→ MATERIAL FOR THE TASK:
════
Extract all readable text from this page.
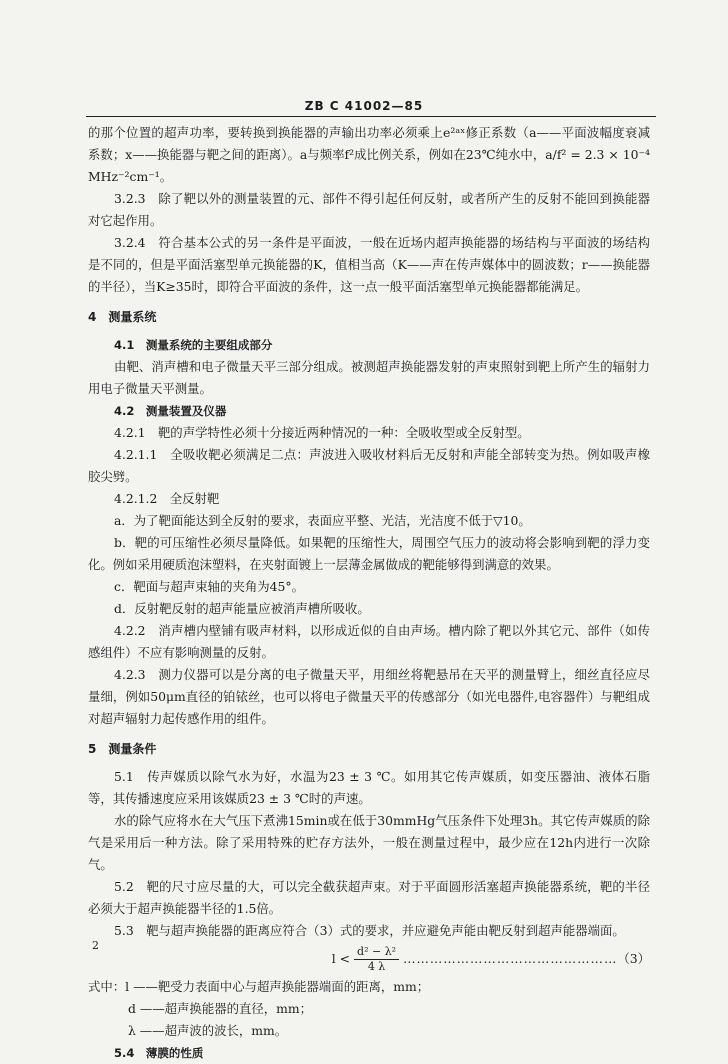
ZB C 41002—85

的那个位置的超声功率，要转换到换能器的声输出功率必须乘上e²ᵃˣ修正系数（a——平面波幅度衰减系数；x——换能器与靶之间的距离）。a与频率f²成比例关系，例如在23℃纯水中，a/f² = 2.3 × 10⁻⁴ MHz⁻²cm⁻¹。

3.2.3　除了靶以外的测量装置的元、部件不得引起任何反射，或者所产生的反射不能回到换能器对它起作用。

3.2.4　符合基本公式的另一条件是平面波，一般在近场内超声换能器的场结构与平面波的场结构是不同的，但是平面活塞型单元换能器的K，值相当高（K——声在传声媒体中的圆波数；r——换能器的半径），当K≥35时，即符合平面波的条件，这一点一般平面活塞型单元换能器都能满足。

4　测量系统

4.1　测量系统的主要组成部分

由靶、消声槽和电子微量天平三部分组成。被测超声换能器发射的声束照射到靶上所产生的辐射力用电子微量天平测量。

4.2　测量装置及仪器

4.2.1　靶的声学特性必须十分接近两种情况的一种：全吸收型或全反射型。

4.2.1.1　全吸收靶必须满足二点：声波进入吸收材料后无反射和声能全部转变为热。例如吸声橡胶尖劈。

4.2.1.2　全反射靶

a．为了靶面能达到全反射的要求，表面应平整、光洁，光洁度不低于▽10。

b．靶的可压缩性必须尽量降低。如果靶的压缩性大，周围空气压力的波动将会影响到靶的浮力变化。例如采用硬质泡沫塑料，在夹射面镀上一层薄金属做成的靶能够得到满意的效果。

c．靶面与超声束轴的夹角为45°。

d．反射靶反射的超声能量应被消声槽所吸收。

4.2.2　消声槽内壁铺有吸声材料，以形成近似的自由声场。槽内除了靶以外其它元、部件（如传感组件）不应有影响测量的反射。

4.2.3　测力仪器可以是分离的电子微量天平，用细丝将靶悬吊在天平的测量臂上，细丝直径应尽量细，例如50μm直径的铂铱丝，也可以将电子微量天平的传感部分（如光电器件,电容器件）与靶组成对超声辐射力起传感作用的组件。

5　测量条件

5.1　传声媒质以除气水为好，水温为23 ± 3 ℃。如用其它传声媒质，如变压器油、液体石脂等，其传播速度应采用该媒质23 ± 3 ℃时的声速。

水的除气应将水在大气压下煮沸15min或在低于30mmHg气压条件下处理3h。其它传声媒质的除气是采用后一种方法。除了采用特殊的贮存方法外，一般在测量过程中，最少应在12h内进行一次除气。

5.2　靶的尺寸应尽量的大，可以完全截获超声束。对于平面圆形活塞超声换能器系统，靶的半径必须大于超声换能器半径的1.5倍。

5.3　靶与超声换能器的距离应符合（3）式的要求，并应避免声能由靶反射到超声能器端面。

$l < \frac{\text{d² − λ²}}{4 \lambda}$ ………………………………………… （3）

式中：l ——靶受力表面中心与超声换能器端面的距离，mm；

d ——超声换能器的直径，mm；

λ ——超声波的波长，mm。

5.4　薄膜的性质

2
════
→ EXERCISE OBJECTIVE: Quote the records above in full, dropping each picture.

→ CORRECT RESPONSE:
Extract all readable text from this page.
ZB C 41002—85

的那个位置的超声功率，要转换到换能器的声输出功率必须乘上e²ᵃˣ修正系数（a——平面波幅度衰减系数；x——换能器与靶之间的距离）。a与频率f²成比例关系，例如在23℃纯水中，a/f² = 2.3 × 10⁻⁴ MHz⁻²cm⁻¹。

3.2.3　除了靶以外的测量装置的元、部件不得引起任何反射，或者所产生的反射不能回到换能器对它起作用。

3.2.4　符合基本公式的另一条件是平面波，一般在近场内超声换能器的场结构与平面波的场结构是不同的，但是平面活塞型单元换能器的K，值相当高（K——声在传声媒体中的圆波数；r——换能器的半径），当K≥35时，即符合平面波的条件，这一点一般平面活塞型单元换能器都能满足。

4　测量系统

4.1　测量系统的主要组成部分

由靶、消声槽和电子微量天平三部分组成。被测超声换能器发射的声束照射到靶上所产生的辐射力用电子微量天平测量。

4.2　测量装置及仪器

4.2.1　靶的声学特性必须十分接近两种情况的一种：全吸收型或全反射型。

4.2.1.1　全吸收靶必须满足二点：声波进入吸收材料后无反射和声能全部转变为热。例如吸声橡胶尖劈。

4.2.1.2　全反射靶

a．为了靶面能达到全反射的要求，表面应平整、光洁，光洁度不低于▽10。

b．靶的可压缩性必须尽量降低。如果靶的压缩性大，周围空气压力的波动将会影响到靶的浮力变化。例如采用硬质泡沫塑料，在夹射面镀上一层薄金属做成的靶能够得到满意的效果。

c．靶面与超声束轴的夹角为45°。

d．反射靶反射的超声能量应被消声槽所吸收。

4.2.2　消声槽内壁铺有吸声材料，以形成近似的自由声场。槽内除了靶以外其它元、部件（如传感组件）不应有影响测量的反射。

4.2.3　测力仪器可以是分离的电子微量天平，用细丝将靶悬吊在天平的测量臂上，细丝直径应尽量细，例如50μm直径的铂铱丝，也可以将电子微量天平的传感部分（如光电器件,电容器件）与靶组成对超声辐射力起传感作用的组件。

5　测量条件

5.1　传声媒质以除气水为好，水温为23 ± 3 ℃。如用其它传声媒质，如变压器油、液体石脂等，其传播速度应采用该媒质23 ± 3 ℃时的声速。

水的除气应将水在大气压下煮沸15min或在低于30mmHg气压条件下处理3h。其它传声媒质的除气是采用后一种方法。除了采用特殊的贮存方法外，一般在测量过程中，最少应在12h内进行一次除气。

5.2　靶的尺寸应尽量的大，可以完全截获超声束。对于平面圆形活塞超声换能器系统，靶的半径必须大于超声换能器半径的1.5倍。

5.3　靶与超声换能器的距离应符合（3）式的要求，并应避免声能由靶反射到超声能器端面。

$l < \frac{\text{d² − λ²}}{4 \lambda}$ ………………………………………… （3）

式中：l ——靶受力表面中心与超声换能器端面的距离，mm；

d ——超声换能器的直径，mm；

λ ——超声波的波长，mm。

5.4　薄膜的性质

2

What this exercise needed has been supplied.